**What to do**
Can the data below be echoed back word for word?
##########
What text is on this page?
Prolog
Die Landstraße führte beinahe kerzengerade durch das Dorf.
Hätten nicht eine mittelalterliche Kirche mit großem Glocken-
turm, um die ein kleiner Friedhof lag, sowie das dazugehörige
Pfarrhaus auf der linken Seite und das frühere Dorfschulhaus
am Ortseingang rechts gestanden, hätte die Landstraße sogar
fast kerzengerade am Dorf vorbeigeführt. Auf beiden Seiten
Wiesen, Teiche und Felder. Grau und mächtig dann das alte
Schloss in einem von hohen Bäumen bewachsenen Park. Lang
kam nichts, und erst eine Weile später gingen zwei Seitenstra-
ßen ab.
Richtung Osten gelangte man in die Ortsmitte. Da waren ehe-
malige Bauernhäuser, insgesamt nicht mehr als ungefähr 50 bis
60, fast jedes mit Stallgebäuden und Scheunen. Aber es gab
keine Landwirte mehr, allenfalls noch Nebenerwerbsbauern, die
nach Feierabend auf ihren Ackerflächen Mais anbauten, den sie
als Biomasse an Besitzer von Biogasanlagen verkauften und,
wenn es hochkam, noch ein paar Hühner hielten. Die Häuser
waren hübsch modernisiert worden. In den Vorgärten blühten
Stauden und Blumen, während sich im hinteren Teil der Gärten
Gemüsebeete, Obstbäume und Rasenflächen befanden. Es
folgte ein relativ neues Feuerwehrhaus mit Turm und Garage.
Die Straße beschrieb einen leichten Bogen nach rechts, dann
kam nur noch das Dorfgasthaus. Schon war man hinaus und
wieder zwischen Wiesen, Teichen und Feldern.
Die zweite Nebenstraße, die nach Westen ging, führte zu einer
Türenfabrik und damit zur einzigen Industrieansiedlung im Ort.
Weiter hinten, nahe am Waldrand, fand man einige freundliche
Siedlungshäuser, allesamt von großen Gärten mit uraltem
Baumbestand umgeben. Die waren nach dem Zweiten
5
##########
**Finished task**
What text is on this page?
Prolog
Die Landstraße führte beinahe kerzengerade durch das Dorf.
Hätten nicht eine mittelalterliche Kirche mit großem Glocken-
turm, um die ein kleiner Friedhof lag, sowie das dazugehörige
Pfarrhaus auf der linken Seite und das frühere Dorfschulhaus
am Ortseingang rechts gestanden, hätte die Landstraße sogar
fast kerzengerade am Dorf vorbeigeführt. Auf beiden Seiten
Wiesen, Teiche und Felder. Grau und mächtig dann das alte
Schloss in einem von hohen Bäumen bewachsenen Park. Lang
kam nichts, und erst eine Weile später gingen zwei Seitenstra-
ßen ab.
Richtung Osten gelangte man in die Ortsmitte. Da waren ehe-
malige Bauernhäuser, insgesamt nicht mehr als ungefähr 50 bis
60, fast jedes mit Stallgebäuden und Scheunen. Aber es gab
keine Landwirte mehr, allenfalls noch Nebenerwerbsbauern, die
nach Feierabend auf ihren Ackerflächen Mais anbauten, den sie
als Biomasse an Besitzer von Biogasanlagen verkauften und,
wenn es hochkam, noch ein paar Hühner hielten. Die Häuser
waren hübsch modernisiert worden. In den Vorgärten blühten
Stauden und Blumen, während sich im hinteren Teil der Gärten
Gemüsebeete, Obstbäume und Rasenflächen befanden. Es
folgte ein relativ neues Feuerwehrhaus mit Turm und Garage.
Die Straße beschrieb einen leichten Bogen nach rechts, dann
kam nur noch das Dorfgasthaus. Schon war man hinaus und
wieder zwischen Wiesen, Teichen und Feldern.
Die zweite Nebenstraße, die nach Westen ging, führte zu einer
Türenfabrik und damit zur einzigen Industrieansiedlung im Ort.
Weiter hinten, nahe am Waldrand, fand man einige freundliche
Siedlungshäuser, allesamt von großen Gärten mit uraltem
Baumbestand umgeben. Die waren nach dem Zweiten
5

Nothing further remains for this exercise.